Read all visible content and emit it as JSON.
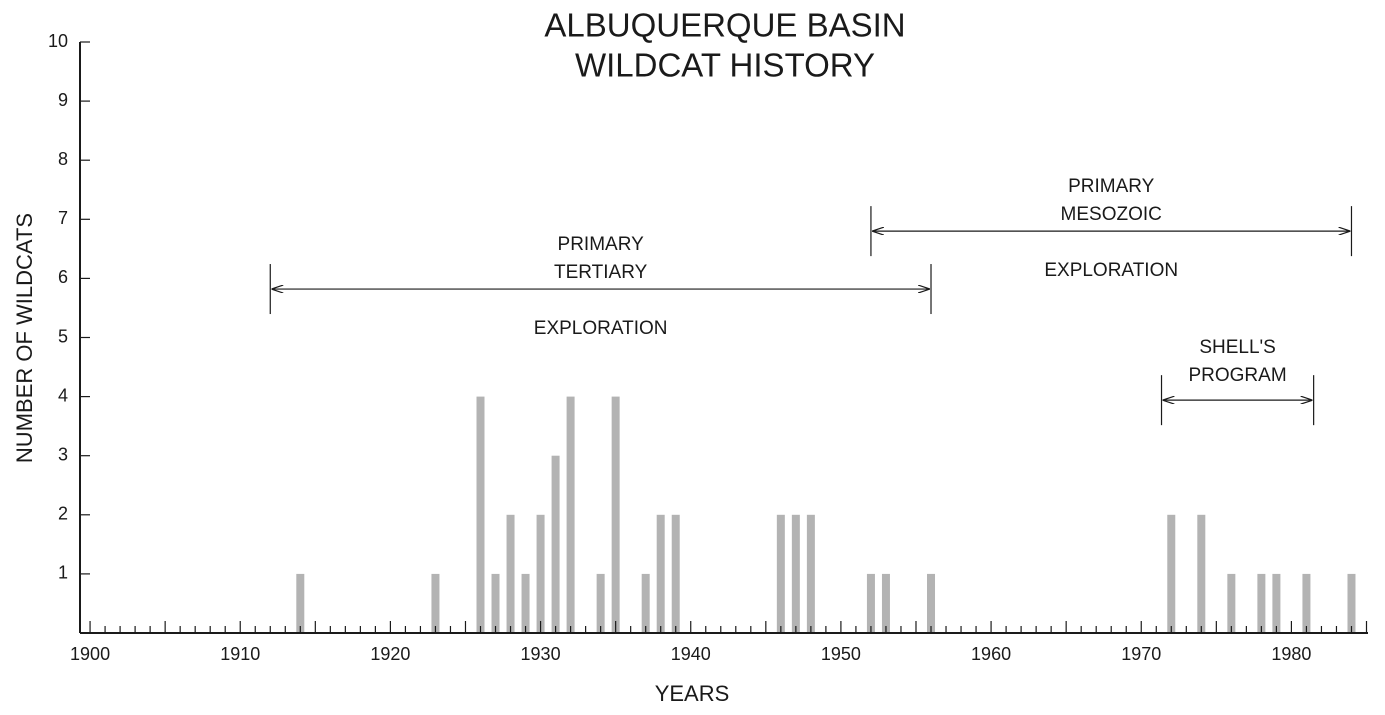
{
  "chart_data": {
    "type": "bar",
    "title": [
      "ALBUQUERQUE BASIN",
      "WILDCAT HISTORY"
    ],
    "xlabel": "YEARS",
    "ylabel": "NUMBER OF WILDCATS",
    "x": [
      1914,
      1923,
      1926,
      1927,
      1928,
      1929,
      1930,
      1931,
      1932,
      1934,
      1935,
      1937,
      1938,
      1939,
      1946,
      1947,
      1948,
      1952,
      1953,
      1956,
      1972,
      1974,
      1976,
      1978,
      1979,
      1981,
      1984
    ],
    "values": [
      1,
      1,
      4,
      1,
      2,
      1,
      2,
      3,
      4,
      1,
      4,
      1,
      2,
      2,
      2,
      2,
      2,
      1,
      1,
      1,
      2,
      2,
      1,
      1,
      1,
      1,
      1
    ],
    "color": "#b3b3b3",
    "xlim": [
      1899.33,
      1985.1
    ],
    "ylim": [
      0,
      10
    ],
    "xticks": [
      1900,
      1910,
      1920,
      1930,
      1940,
      1950,
      1960,
      1970,
      1980
    ],
    "xminorticks": [
      1901,
      1902,
      1903,
      1904,
      1905,
      1906,
      1907,
      1908,
      1909,
      1911,
      1912,
      1913,
      1914,
      1915,
      1916,
      1917,
      1918,
      1919,
      1921,
      1922,
      1923,
      1924,
      1925,
      1926,
      1927,
      1928,
      1929,
      1931,
      1932,
      1933,
      1934,
      1935,
      1936,
      1937,
      1938,
      1939,
      1941,
      1942,
      1943,
      1944,
      1945,
      1946,
      1947,
      1948,
      1949,
      1951,
      1952,
      1953,
      1954,
      1955,
      1956,
      1957,
      1958,
      1959,
      1961,
      1962,
      1963,
      1964,
      1965,
      1966,
      1967,
      1968,
      1969,
      1971,
      1972,
      1973,
      1974,
      1975,
      1976,
      1977,
      1978,
      1979,
      1981,
      1982,
      1983,
      1984,
      1985
    ],
    "yticks": [
      1,
      2,
      3,
      4,
      5,
      6,
      7,
      8,
      9,
      10
    ],
    "grid": false,
    "annotations": [
      {
        "text": [
          "PRIMARY",
          "TERTIARY",
          "EXPLORATION"
        ],
        "start": 1912,
        "end": 1956,
        "y": 5.82
      },
      {
        "text": [
          "PRIMARY",
          "MESOZOIC",
          "EXPLORATION"
        ],
        "start": 1952,
        "end": 1984,
        "y": 6.8
      },
      {
        "text": [
          "SHELL'S",
          "PROGRAM"
        ],
        "start": 1971.35,
        "end": 1981.48,
        "y": 3.94
      }
    ]
  }
}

####################

## STATED GOAL
Keep the pictures out of the copy and write out the data exactly as it stands.

## TASK OUTPUT
Read all visible content and emit it as JSON.
{
  "chart_data": {
    "type": "bar",
    "title": [
      "ALBUQUERQUE BASIN",
      "WILDCAT HISTORY"
    ],
    "xlabel": "YEARS",
    "ylabel": "NUMBER OF WILDCATS",
    "x": [
      1914,
      1923,
      1926,
      1927,
      1928,
      1929,
      1930,
      1931,
      1932,
      1934,
      1935,
      1937,
      1938,
      1939,
      1946,
      1947,
      1948,
      1952,
      1953,
      1956,
      1972,
      1974,
      1976,
      1978,
      1979,
      1981,
      1984
    ],
    "values": [
      1,
      1,
      4,
      1,
      2,
      1,
      2,
      3,
      4,
      1,
      4,
      1,
      2,
      2,
      2,
      2,
      2,
      1,
      1,
      1,
      2,
      2,
      1,
      1,
      1,
      1,
      1
    ],
    "color": "#b3b3b3",
    "xlim": [
      1899.33,
      1985.1
    ],
    "ylim": [
      0,
      10
    ],
    "xticks": [
      1900,
      1910,
      1920,
      1930,
      1940,
      1950,
      1960,
      1970,
      1980
    ],
    "xminorticks": [
      1901,
      1902,
      1903,
      1904,
      1905,
      1906,
      1907,
      1908,
      1909,
      1911,
      1912,
      1913,
      1914,
      1915,
      1916,
      1917,
      1918,
      1919,
      1921,
      1922,
      1923,
      1924,
      1925,
      1926,
      1927,
      1928,
      1929,
      1931,
      1932,
      1933,
      1934,
      1935,
      1936,
      1937,
      1938,
      1939,
      1941,
      1942,
      1943,
      1944,
      1945,
      1946,
      1947,
      1948,
      1949,
      1951,
      1952,
      1953,
      1954,
      1955,
      1956,
      1957,
      1958,
      1959,
      1961,
      1962,
      1963,
      1964,
      1965,
      1966,
      1967,
      1968,
      1969,
      1971,
      1972,
      1973,
      1974,
      1975,
      1976,
      1977,
      1978,
      1979,
      1981,
      1982,
      1983,
      1984,
      1985
    ],
    "yticks": [
      1,
      2,
      3,
      4,
      5,
      6,
      7,
      8,
      9,
      10
    ],
    "grid": false,
    "annotations": [
      {
        "text": [
          "PRIMARY",
          "TERTIARY",
          "EXPLORATION"
        ],
        "start": 1912,
        "end": 1956,
        "y": 5.82
      },
      {
        "text": [
          "PRIMARY",
          "MESOZOIC",
          "EXPLORATION"
        ],
        "start": 1952,
        "end": 1984,
        "y": 6.8
      },
      {
        "text": [
          "SHELL'S",
          "PROGRAM"
        ],
        "start": 1971.35,
        "end": 1981.48,
        "y": 3.94
      }
    ]
  }
}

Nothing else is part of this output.